Job
In this exercise, reproduce all the entries that follow exactly.

Figure record listings
■ ■ ■ ■ ■
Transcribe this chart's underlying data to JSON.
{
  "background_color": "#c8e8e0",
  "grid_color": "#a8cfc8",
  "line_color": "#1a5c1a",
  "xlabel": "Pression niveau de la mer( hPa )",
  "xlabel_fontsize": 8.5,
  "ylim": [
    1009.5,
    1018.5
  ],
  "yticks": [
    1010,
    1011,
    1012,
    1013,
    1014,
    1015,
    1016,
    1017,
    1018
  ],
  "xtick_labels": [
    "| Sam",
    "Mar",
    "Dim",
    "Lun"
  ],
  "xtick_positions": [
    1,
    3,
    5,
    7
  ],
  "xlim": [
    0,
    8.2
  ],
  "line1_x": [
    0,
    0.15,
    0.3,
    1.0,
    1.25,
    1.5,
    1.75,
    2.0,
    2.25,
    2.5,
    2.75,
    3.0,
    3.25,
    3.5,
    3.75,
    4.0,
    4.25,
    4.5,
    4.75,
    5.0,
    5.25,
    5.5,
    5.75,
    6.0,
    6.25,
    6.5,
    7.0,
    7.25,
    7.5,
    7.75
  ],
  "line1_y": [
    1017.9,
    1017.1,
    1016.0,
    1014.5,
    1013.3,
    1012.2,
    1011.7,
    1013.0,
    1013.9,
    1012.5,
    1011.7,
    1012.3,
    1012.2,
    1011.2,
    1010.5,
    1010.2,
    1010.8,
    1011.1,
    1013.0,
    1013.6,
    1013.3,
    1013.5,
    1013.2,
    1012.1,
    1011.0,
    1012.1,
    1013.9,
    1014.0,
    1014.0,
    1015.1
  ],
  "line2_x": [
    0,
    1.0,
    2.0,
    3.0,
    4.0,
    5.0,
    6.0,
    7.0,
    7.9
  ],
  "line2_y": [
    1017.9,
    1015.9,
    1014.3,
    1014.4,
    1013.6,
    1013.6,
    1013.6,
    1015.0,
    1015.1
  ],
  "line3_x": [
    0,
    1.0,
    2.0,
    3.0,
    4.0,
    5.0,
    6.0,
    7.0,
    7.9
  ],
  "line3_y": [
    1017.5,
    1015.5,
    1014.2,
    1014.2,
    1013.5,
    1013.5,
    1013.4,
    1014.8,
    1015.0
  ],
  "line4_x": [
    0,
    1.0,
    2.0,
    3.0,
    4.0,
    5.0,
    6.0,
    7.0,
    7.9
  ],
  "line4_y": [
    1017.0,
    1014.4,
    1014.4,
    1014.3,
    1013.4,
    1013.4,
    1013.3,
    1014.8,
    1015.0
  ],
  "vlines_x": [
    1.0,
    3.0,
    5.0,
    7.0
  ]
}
■ ■ ■ ■ ■
Problem solution
Transcribe this chart's underlying data to JSON.
{
  "background_color": "#c8e8e0",
  "grid_color": "#a8cfc8",
  "line_color": "#1a5c1a",
  "xlabel": "Pression niveau de la mer( hPa )",
  "xlabel_fontsize": 8.5,
  "ylim": [
    1009.5,
    1018.5
  ],
  "yticks": [
    1010,
    1011,
    1012,
    1013,
    1014,
    1015,
    1016,
    1017,
    1018
  ],
  "xtick_labels": [
    "| Sam",
    "Mar",
    "Dim",
    "Lun"
  ],
  "xtick_positions": [
    1,
    3,
    5,
    7
  ],
  "xlim": [
    0,
    8.2
  ],
  "line1_x": [
    0,
    0.15,
    0.3,
    1.0,
    1.25,
    1.5,
    1.75,
    2.0,
    2.25,
    2.5,
    2.75,
    3.0,
    3.25,
    3.5,
    3.75,
    4.0,
    4.25,
    4.5,
    4.75,
    5.0,
    5.25,
    5.5,
    5.75,
    6.0,
    6.25,
    6.5,
    7.0,
    7.25,
    7.5,
    7.75
  ],
  "line1_y": [
    1017.9,
    1017.1,
    1016.0,
    1014.5,
    1013.3,
    1012.2,
    1011.7,
    1013.0,
    1013.9,
    1012.5,
    1011.7,
    1012.3,
    1012.2,
    1011.2,
    1010.5,
    1010.2,
    1010.8,
    1011.1,
    1013.0,
    1013.6,
    1013.3,
    1013.5,
    1013.2,
    1012.1,
    1011.0,
    1012.1,
    1013.9,
    1014.0,
    1014.0,
    1015.1
  ],
  "line2_x": [
    0,
    1.0,
    2.0,
    3.0,
    4.0,
    5.0,
    6.0,
    7.0,
    7.9
  ],
  "line2_y": [
    1017.9,
    1015.9,
    1014.3,
    1014.4,
    1013.6,
    1013.6,
    1013.6,
    1015.0,
    1015.1
  ],
  "line3_x": [
    0,
    1.0,
    2.0,
    3.0,
    4.0,
    5.0,
    6.0,
    7.0,
    7.9
  ],
  "line3_y": [
    1017.5,
    1015.5,
    1014.2,
    1014.2,
    1013.5,
    1013.5,
    1013.4,
    1014.8,
    1015.0
  ],
  "line4_x": [
    0,
    1.0,
    2.0,
    3.0,
    4.0,
    5.0,
    6.0,
    7.0,
    7.9
  ],
  "line4_y": [
    1017.0,
    1014.4,
    1014.4,
    1014.3,
    1013.4,
    1013.4,
    1013.3,
    1014.8,
    1015.0
  ],
  "vlines_x": [
    1.0,
    3.0,
    5.0,
    7.0
  ]
}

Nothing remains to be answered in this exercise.